-------- The records --------
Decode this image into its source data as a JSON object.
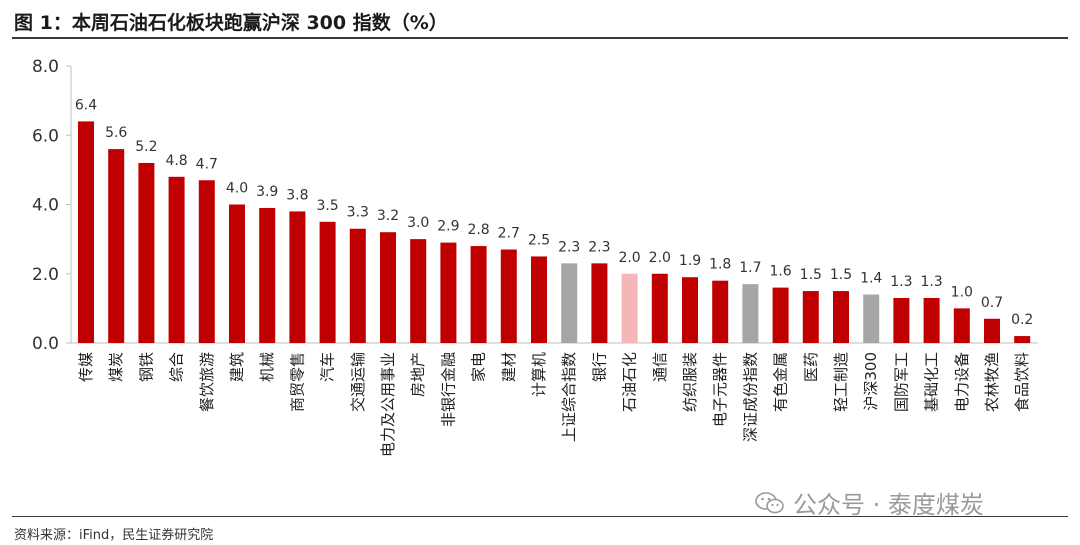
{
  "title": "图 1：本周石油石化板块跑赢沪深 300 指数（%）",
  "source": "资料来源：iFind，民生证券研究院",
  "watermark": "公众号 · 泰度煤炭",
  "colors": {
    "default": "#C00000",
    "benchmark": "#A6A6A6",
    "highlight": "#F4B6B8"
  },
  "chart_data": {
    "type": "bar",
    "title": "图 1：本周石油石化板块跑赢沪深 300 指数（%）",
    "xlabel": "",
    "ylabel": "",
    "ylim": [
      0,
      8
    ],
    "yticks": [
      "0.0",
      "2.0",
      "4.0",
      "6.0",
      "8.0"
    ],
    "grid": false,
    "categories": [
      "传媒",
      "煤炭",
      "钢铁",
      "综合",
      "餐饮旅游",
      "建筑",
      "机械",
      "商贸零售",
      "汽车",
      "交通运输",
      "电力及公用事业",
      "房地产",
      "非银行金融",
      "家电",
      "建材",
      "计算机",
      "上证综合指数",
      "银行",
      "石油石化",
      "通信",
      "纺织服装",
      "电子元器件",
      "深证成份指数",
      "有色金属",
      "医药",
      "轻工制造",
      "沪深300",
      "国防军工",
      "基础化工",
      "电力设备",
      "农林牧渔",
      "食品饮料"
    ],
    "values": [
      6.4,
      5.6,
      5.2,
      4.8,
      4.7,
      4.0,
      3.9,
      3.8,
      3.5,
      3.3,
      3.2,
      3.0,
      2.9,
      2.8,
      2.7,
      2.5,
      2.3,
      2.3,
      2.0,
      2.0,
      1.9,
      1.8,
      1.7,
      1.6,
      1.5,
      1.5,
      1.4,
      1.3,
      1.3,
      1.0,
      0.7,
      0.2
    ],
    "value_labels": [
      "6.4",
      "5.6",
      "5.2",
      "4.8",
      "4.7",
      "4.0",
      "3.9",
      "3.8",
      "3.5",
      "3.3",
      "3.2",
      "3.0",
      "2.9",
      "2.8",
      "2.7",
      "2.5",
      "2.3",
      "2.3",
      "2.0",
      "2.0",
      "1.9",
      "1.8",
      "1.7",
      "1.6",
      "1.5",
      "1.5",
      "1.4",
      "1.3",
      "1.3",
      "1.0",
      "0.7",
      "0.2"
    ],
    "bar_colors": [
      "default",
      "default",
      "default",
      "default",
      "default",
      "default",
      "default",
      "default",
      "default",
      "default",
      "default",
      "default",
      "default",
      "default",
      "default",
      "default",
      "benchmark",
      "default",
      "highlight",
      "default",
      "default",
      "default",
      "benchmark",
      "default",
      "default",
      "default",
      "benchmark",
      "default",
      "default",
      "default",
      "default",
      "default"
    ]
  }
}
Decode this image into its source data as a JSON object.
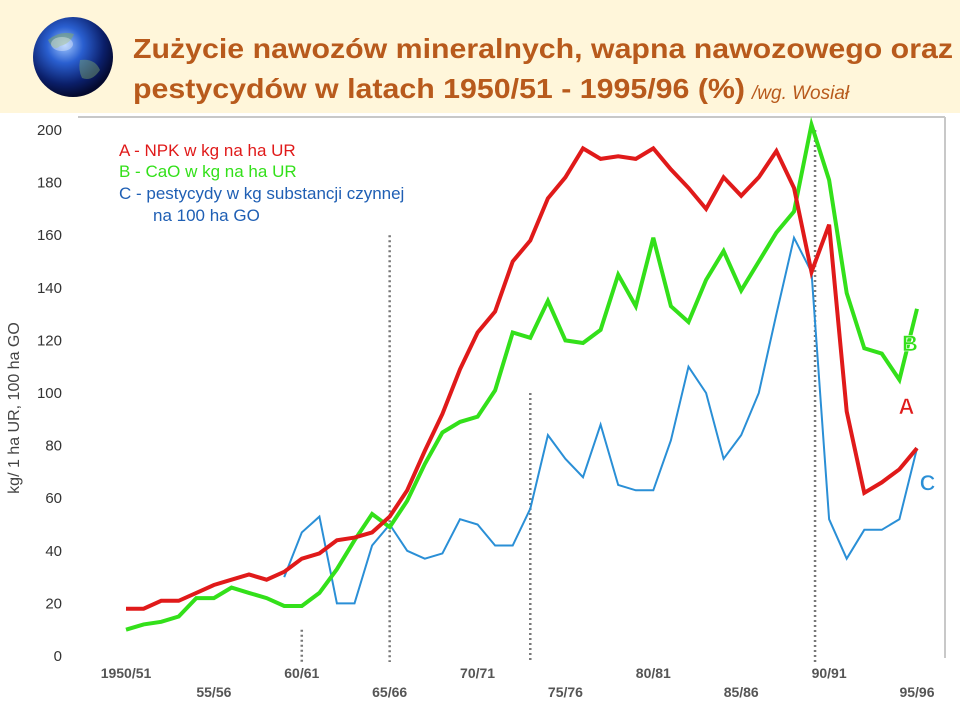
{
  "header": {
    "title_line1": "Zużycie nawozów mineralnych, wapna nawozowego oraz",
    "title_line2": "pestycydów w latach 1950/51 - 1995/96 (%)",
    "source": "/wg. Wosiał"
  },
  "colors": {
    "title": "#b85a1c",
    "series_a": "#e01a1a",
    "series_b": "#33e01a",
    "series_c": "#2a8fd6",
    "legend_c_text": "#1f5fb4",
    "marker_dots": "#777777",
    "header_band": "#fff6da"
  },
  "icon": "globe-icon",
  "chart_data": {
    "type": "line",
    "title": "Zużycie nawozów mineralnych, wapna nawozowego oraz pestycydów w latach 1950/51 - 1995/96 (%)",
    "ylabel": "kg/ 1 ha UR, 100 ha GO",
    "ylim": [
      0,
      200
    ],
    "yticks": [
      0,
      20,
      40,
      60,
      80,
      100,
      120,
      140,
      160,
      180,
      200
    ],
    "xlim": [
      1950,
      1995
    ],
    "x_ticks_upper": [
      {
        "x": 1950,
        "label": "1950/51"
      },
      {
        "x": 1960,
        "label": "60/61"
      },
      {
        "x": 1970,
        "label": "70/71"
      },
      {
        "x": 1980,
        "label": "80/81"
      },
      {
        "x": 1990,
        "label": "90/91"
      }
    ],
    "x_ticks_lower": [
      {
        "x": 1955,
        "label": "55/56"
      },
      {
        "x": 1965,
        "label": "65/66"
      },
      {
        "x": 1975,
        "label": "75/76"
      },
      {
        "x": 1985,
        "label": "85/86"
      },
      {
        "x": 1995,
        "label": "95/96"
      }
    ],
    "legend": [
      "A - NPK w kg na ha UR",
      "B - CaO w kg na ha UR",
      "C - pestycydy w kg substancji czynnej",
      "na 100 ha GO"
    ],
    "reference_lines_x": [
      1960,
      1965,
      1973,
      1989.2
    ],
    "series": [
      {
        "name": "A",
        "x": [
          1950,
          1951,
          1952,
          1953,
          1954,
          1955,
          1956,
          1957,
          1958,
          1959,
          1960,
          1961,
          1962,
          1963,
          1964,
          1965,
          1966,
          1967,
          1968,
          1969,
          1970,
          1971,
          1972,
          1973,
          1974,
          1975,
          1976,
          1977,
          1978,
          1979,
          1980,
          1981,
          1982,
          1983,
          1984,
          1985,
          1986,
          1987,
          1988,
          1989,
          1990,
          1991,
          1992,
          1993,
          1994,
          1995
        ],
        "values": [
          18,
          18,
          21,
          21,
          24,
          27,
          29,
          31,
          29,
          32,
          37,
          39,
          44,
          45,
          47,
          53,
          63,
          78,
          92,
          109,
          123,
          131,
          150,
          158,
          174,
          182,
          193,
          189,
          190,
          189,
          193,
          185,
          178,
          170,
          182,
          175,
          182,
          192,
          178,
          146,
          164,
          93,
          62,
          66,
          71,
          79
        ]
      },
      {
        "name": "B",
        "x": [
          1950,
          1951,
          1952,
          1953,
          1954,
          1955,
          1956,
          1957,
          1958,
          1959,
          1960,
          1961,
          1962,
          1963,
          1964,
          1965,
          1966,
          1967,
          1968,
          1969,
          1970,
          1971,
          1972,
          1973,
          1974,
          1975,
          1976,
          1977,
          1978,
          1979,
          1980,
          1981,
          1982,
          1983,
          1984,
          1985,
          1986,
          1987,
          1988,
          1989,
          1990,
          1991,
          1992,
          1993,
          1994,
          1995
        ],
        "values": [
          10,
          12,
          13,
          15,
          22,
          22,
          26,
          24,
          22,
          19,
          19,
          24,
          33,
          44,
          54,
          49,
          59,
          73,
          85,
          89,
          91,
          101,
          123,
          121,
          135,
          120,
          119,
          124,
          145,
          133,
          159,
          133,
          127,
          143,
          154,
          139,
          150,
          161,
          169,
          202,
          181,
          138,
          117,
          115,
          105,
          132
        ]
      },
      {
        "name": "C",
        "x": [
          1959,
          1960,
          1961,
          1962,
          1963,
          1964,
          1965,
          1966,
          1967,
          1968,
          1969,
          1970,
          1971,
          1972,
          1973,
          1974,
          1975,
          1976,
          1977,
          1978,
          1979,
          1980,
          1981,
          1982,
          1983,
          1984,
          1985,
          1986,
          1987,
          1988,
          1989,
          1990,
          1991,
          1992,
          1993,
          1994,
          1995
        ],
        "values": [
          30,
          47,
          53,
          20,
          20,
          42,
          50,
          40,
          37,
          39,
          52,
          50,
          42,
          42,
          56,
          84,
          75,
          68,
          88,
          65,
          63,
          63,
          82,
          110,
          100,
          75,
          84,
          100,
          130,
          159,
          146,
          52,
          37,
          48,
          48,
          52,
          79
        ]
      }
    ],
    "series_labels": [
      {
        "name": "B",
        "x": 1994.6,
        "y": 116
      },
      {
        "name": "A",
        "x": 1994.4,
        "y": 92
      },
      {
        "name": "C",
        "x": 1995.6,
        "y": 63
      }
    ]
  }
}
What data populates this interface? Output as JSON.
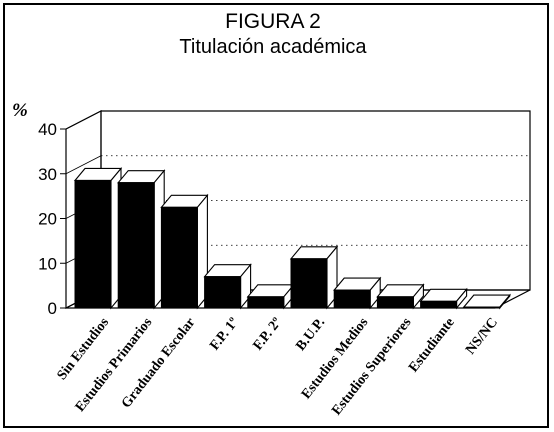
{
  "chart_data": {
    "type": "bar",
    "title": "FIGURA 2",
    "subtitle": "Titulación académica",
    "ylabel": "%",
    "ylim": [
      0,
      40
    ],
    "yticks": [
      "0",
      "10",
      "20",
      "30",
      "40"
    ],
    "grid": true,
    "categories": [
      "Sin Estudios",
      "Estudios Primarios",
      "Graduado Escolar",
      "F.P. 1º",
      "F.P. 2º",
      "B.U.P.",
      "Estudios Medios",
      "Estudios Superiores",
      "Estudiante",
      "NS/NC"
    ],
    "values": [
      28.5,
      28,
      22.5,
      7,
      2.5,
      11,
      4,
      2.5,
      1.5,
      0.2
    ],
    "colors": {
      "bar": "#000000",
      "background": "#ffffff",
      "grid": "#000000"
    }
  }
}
--------
■ **Task requirements**:
Copy out the lines in which the string "source" appears.

■ **Result of this task**:
Decode this image into its source data as a JSON object.
  "source": "资料来源：iFind，民生证券研究院",
Decode this image into its source data as a JSON object.
    "source": "/wg. Wosiał"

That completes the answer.